STATED PROBLEM:
Count lines holding the word "муниципальный". Only the number is wanted.
### DATA EXTRACT
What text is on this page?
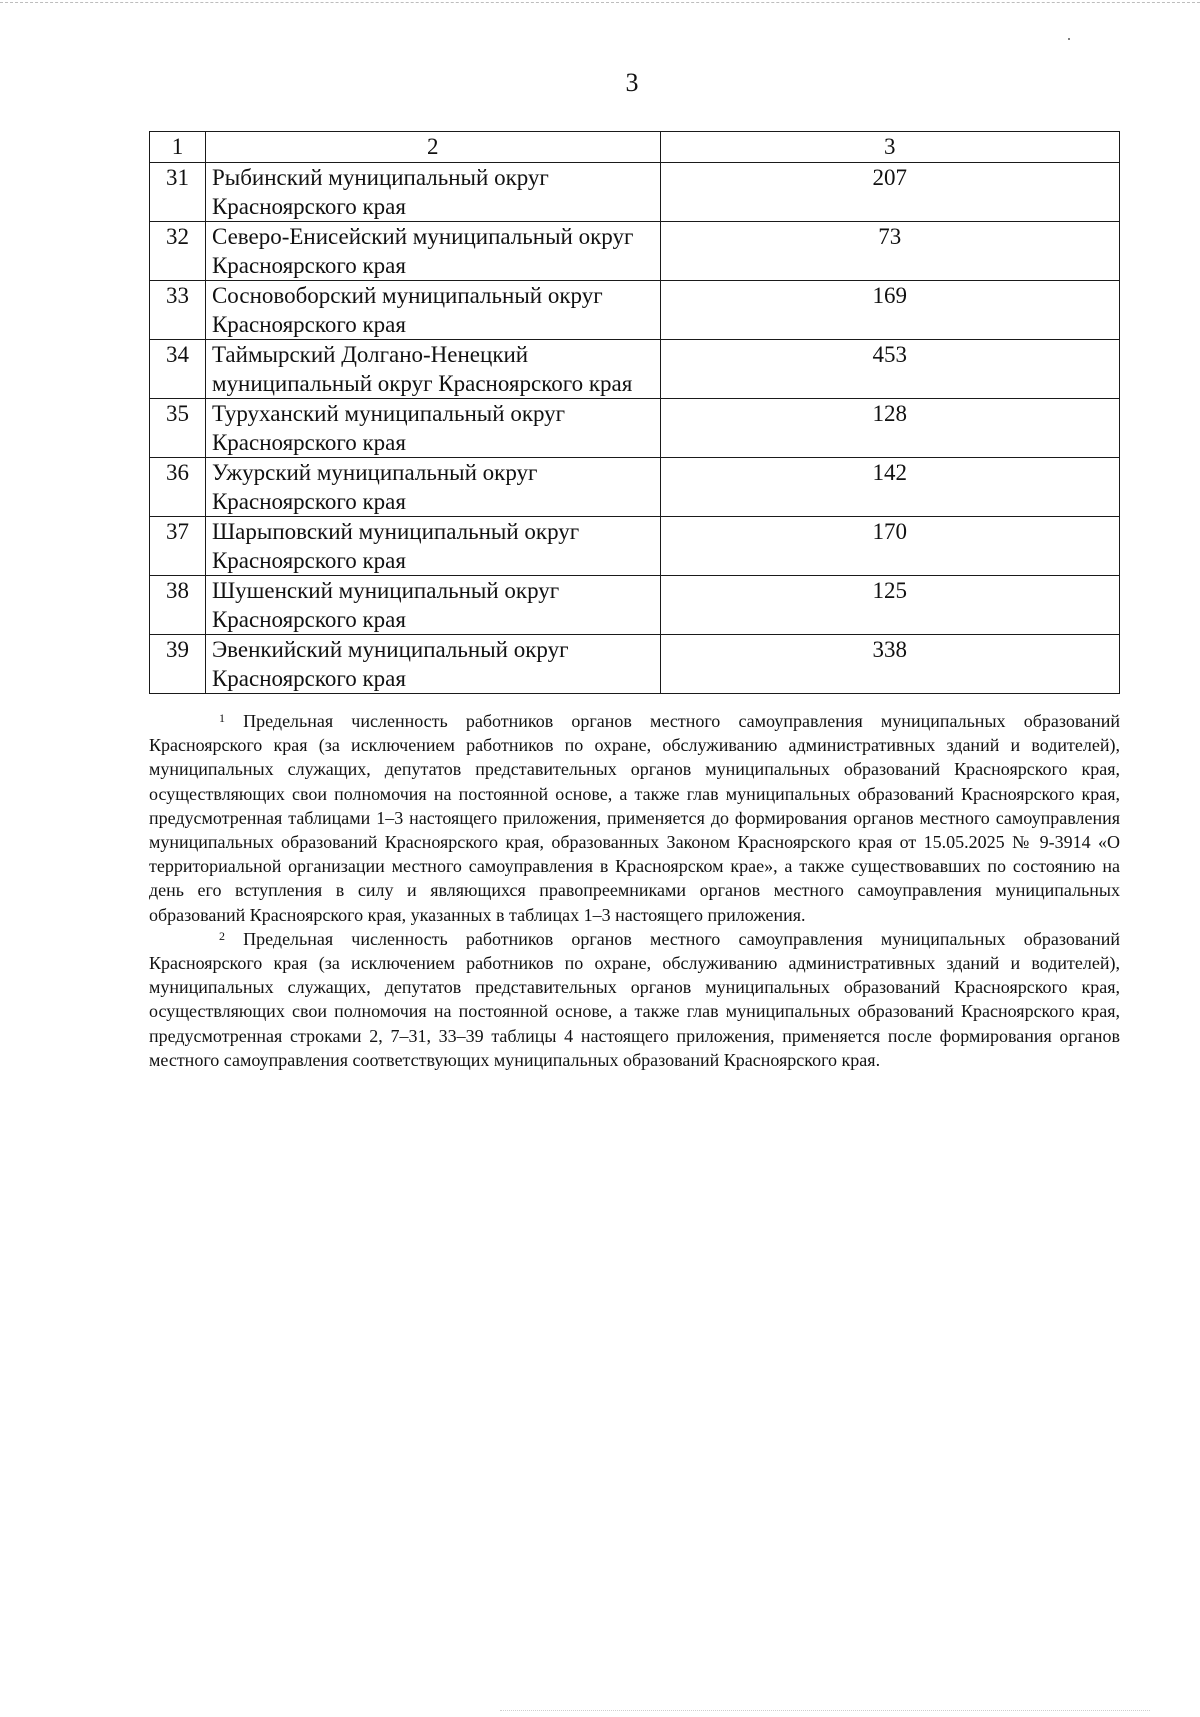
3
1	2	3
31	Рыбинский муниципальный округ Красноярского края	207
32	Северо-Енисейский муниципальный округ Красноярского края	73
33	Сосновоборский муниципальный округ Красноярского края	169
34	Таймырский Долгано-Ненецкий муниципальный округ Красноярского края	453
35	Туруханский муниципальный округ Красноярского края	128
36	Ужурский муниципальный округ Красноярского края	142
37	Шарыповский муниципальный округ Красноярского края	170
38	Шушенский муниципальный округ Красноярского края	125
39	Эвенкийский муниципальный округ Красноярского края	338

$^1$ Предельная численность работников органов местного самоуправления муниципальных образований Красноярского края (за исключением работников по охране, обслуживанию административных зданий и водителей), муниципальных служащих, депутатов представительных органов муниципальных образований Красноярского края, осуществляющих свои полномочия на постоянной основе, а также глав муниципальных образований Красноярского края, предусмотренная таблицами 1–3 настоящего приложения, применяется до формирования органов местного самоуправления муниципальных образований Красноярского края, образованных Законом Красноярского края от 15.05.2025 № 9-3914 «О территориальной организации местного самоуправления в Красноярском крае», а также существовавших по состоянию на день его вступления в силу и являющихся правопреемниками органов местного самоуправления муниципальных образований Красноярского края, указанных в таблицах 1–3 настоящего приложения.

$^2$ Предельная численность работников органов местного самоуправления муниципальных образований Красноярского края (за исключением работников по охране, обслуживанию административных зданий и водителей), муниципальных служащих, депутатов представительных органов муниципальных образований Красноярского края, осуществляющих свои полномочия на постоянной основе, а также глав муниципальных образований Красноярского края, предусмотренная строками 2, 7–31, 33–39 таблицы 4 настоящего приложения, применяется после формирования органов местного самоуправления соответствующих муниципальных образований Красноярского края.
######
WRITTEN REPLY:
9